TASK INSTRUCTIONS → Each of the entries should be retyped precisely as it appears.
####
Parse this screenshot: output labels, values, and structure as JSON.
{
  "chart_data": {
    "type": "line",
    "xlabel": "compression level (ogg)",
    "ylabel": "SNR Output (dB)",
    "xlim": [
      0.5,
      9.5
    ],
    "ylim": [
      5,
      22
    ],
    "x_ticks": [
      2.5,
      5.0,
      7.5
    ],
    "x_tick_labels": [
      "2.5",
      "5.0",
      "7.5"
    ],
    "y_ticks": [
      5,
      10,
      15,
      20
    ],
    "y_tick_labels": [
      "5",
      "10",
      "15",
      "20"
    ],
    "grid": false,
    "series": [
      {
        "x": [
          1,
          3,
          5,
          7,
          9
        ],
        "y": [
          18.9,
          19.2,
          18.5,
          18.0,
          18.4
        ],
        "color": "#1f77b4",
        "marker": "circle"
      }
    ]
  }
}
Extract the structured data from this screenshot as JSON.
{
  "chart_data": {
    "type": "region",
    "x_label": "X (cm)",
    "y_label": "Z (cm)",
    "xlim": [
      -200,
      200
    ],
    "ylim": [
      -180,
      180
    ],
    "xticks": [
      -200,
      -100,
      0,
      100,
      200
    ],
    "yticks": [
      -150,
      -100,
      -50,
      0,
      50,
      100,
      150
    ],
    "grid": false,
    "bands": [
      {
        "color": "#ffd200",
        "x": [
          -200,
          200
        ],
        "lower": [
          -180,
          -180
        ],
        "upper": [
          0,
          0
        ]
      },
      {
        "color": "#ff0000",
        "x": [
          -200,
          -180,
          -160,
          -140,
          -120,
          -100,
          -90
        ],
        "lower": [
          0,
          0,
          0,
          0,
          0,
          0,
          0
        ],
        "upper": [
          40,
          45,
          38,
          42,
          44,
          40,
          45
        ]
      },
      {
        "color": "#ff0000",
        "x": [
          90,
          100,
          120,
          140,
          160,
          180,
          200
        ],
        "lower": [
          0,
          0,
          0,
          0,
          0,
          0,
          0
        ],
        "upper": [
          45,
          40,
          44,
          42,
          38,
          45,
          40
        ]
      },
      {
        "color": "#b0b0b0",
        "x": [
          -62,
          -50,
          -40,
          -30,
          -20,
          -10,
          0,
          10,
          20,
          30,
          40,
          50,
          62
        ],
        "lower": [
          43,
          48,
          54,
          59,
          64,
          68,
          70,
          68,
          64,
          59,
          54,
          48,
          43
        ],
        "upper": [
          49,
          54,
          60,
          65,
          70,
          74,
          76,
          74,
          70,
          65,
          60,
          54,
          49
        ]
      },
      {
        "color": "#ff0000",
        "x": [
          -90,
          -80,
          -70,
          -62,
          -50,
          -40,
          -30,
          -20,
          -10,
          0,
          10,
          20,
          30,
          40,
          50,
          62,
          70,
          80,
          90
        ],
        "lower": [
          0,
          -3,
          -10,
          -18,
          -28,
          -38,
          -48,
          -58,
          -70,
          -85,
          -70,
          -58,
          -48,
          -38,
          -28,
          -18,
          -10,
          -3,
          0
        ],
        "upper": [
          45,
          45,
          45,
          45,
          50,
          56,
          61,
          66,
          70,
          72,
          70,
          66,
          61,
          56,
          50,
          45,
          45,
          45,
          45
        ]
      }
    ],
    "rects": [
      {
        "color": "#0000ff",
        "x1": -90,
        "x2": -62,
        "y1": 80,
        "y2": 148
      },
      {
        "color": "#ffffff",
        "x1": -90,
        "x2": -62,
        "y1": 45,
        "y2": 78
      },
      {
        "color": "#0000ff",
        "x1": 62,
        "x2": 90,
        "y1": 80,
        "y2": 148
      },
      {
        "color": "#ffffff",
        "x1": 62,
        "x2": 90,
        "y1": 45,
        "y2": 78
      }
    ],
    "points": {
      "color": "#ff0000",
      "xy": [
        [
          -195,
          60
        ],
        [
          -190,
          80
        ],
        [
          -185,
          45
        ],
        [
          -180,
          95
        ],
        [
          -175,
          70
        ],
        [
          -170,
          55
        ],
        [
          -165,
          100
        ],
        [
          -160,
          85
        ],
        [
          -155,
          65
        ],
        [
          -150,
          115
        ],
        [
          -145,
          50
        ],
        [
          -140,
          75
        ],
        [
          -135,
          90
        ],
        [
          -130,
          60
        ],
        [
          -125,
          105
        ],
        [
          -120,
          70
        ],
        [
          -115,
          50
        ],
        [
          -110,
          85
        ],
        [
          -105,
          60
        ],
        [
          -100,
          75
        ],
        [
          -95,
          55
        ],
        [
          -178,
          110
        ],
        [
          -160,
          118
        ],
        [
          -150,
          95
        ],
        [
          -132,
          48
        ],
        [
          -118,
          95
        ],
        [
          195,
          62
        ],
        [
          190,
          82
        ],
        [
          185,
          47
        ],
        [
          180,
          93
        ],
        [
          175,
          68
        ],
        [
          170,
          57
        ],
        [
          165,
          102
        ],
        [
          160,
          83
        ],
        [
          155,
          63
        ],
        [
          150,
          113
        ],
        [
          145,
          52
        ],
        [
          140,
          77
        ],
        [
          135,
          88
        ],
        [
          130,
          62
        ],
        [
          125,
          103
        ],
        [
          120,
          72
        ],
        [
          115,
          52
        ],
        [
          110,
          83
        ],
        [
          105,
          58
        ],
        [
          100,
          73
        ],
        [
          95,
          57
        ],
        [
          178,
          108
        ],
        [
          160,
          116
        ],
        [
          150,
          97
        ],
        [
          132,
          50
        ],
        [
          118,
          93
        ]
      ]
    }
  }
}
####
RESPONSE FOR THIS EXERCISE →
Parse this screenshot: output labels, values, and structure as JSON.
{
  "chart_data": {
    "type": "line",
    "xlabel": "compression level (ogg)",
    "ylabel": "SNR Output (dB)",
    "xlim": [
      0.5,
      9.5
    ],
    "ylim": [
      5,
      22
    ],
    "x_ticks": [
      2.5,
      5.0,
      7.5
    ],
    "x_tick_labels": [
      "2.5",
      "5.0",
      "7.5"
    ],
    "y_ticks": [
      5,
      10,
      15,
      20
    ],
    "y_tick_labels": [
      "5",
      "10",
      "15",
      "20"
    ],
    "grid": false,
    "series": [
      {
        "x": [
          1,
          3,
          5,
          7,
          9
        ],
        "y": [
          18.9,
          19.2,
          18.5,
          18.0,
          18.4
        ],
        "color": "#1f77b4",
        "marker": "circle"
      }
    ]
  }
}
Extract the structured data from this screenshot as JSON.
{
  "chart_data": {
    "type": "region",
    "x_label": "X (cm)",
    "y_label": "Z (cm)",
    "xlim": [
      -200,
      200
    ],
    "ylim": [
      -180,
      180
    ],
    "xticks": [
      -200,
      -100,
      0,
      100,
      200
    ],
    "yticks": [
      -150,
      -100,
      -50,
      0,
      50,
      100,
      150
    ],
    "grid": false,
    "bands": [
      {
        "color": "#ffd200",
        "x": [
          -200,
          200
        ],
        "lower": [
          -180,
          -180
        ],
        "upper": [
          0,
          0
        ]
      },
      {
        "color": "#ff0000",
        "x": [
          -200,
          -180,
          -160,
          -140,
          -120,
          -100,
          -90
        ],
        "lower": [
          0,
          0,
          0,
          0,
          0,
          0,
          0
        ],
        "upper": [
          40,
          45,
          38,
          42,
          44,
          40,
          45
        ]
      },
      {
        "color": "#ff0000",
        "x": [
          90,
          100,
          120,
          140,
          160,
          180,
          200
        ],
        "lower": [
          0,
          0,
          0,
          0,
          0,
          0,
          0
        ],
        "upper": [
          45,
          40,
          44,
          42,
          38,
          45,
          40
        ]
      },
      {
        "color": "#b0b0b0",
        "x": [
          -62,
          -50,
          -40,
          -30,
          -20,
          -10,
          0,
          10,
          20,
          30,
          40,
          50,
          62
        ],
        "lower": [
          43,
          48,
          54,
          59,
          64,
          68,
          70,
          68,
          64,
          59,
          54,
          48,
          43
        ],
        "upper": [
          49,
          54,
          60,
          65,
          70,
          74,
          76,
          74,
          70,
          65,
          60,
          54,
          49
        ]
      },
      {
        "color": "#ff0000",
        "x": [
          -90,
          -80,
          -70,
          -62,
          -50,
          -40,
          -30,
          -20,
          -10,
          0,
          10,
          20,
          30,
          40,
          50,
          62,
          70,
          80,
          90
        ],
        "lower": [
          0,
          -3,
          -10,
          -18,
          -28,
          -38,
          -48,
          -58,
          -70,
          -85,
          -70,
          -58,
          -48,
          -38,
          -28,
          -18,
          -10,
          -3,
          0
        ],
        "upper": [
          45,
          45,
          45,
          45,
          50,
          56,
          61,
          66,
          70,
          72,
          70,
          66,
          61,
          56,
          50,
          45,
          45,
          45,
          45
        ]
      }
    ],
    "rects": [
      {
        "color": "#0000ff",
        "x1": -90,
        "x2": -62,
        "y1": 80,
        "y2": 148
      },
      {
        "color": "#ffffff",
        "x1": -90,
        "x2": -62,
        "y1": 45,
        "y2": 78
      },
      {
        "color": "#0000ff",
        "x1": 62,
        "x2": 90,
        "y1": 80,
        "y2": 148
      },
      {
        "color": "#ffffff",
        "x1": 62,
        "x2": 90,
        "y1": 45,
        "y2": 78
      }
    ],
    "points": {
      "color": "#ff0000",
      "xy": [
        [
          -195,
          60
        ],
        [
          -190,
          80
        ],
        [
          -185,
          45
        ],
        [
          -180,
          95
        ],
        [
          -175,
          70
        ],
        [
          -170,
          55
        ],
        [
          -165,
          100
        ],
        [
          -160,
          85
        ],
        [
          -155,
          65
        ],
        [
          -150,
          115
        ],
        [
          -145,
          50
        ],
        [
          -140,
          75
        ],
        [
          -135,
          90
        ],
        [
          -130,
          60
        ],
        [
          -125,
          105
        ],
        [
          -120,
          70
        ],
        [
          -115,
          50
        ],
        [
          -110,
          85
        ],
        [
          -105,
          60
        ],
        [
          -100,
          75
        ],
        [
          -95,
          55
        ],
        [
          -178,
          110
        ],
        [
          -160,
          118
        ],
        [
          -150,
          95
        ],
        [
          -132,
          48
        ],
        [
          -118,
          95
        ],
        [
          195,
          62
        ],
        [
          190,
          82
        ],
        [
          185,
          47
        ],
        [
          180,
          93
        ],
        [
          175,
          68
        ],
        [
          170,
          57
        ],
        [
          165,
          102
        ],
        [
          160,
          83
        ],
        [
          155,
          63
        ],
        [
          150,
          113
        ],
        [
          145,
          52
        ],
        [
          140,
          77
        ],
        [
          135,
          88
        ],
        [
          130,
          62
        ],
        [
          125,
          103
        ],
        [
          120,
          72
        ],
        [
          115,
          52
        ],
        [
          110,
          83
        ],
        [
          105,
          58
        ],
        [
          100,
          73
        ],
        [
          95,
          57
        ],
        [
          178,
          108
        ],
        [
          160,
          116
        ],
        [
          150,
          97
        ],
        [
          132,
          50
        ],
        [
          118,
          93
        ]
      ]
    }
  }
}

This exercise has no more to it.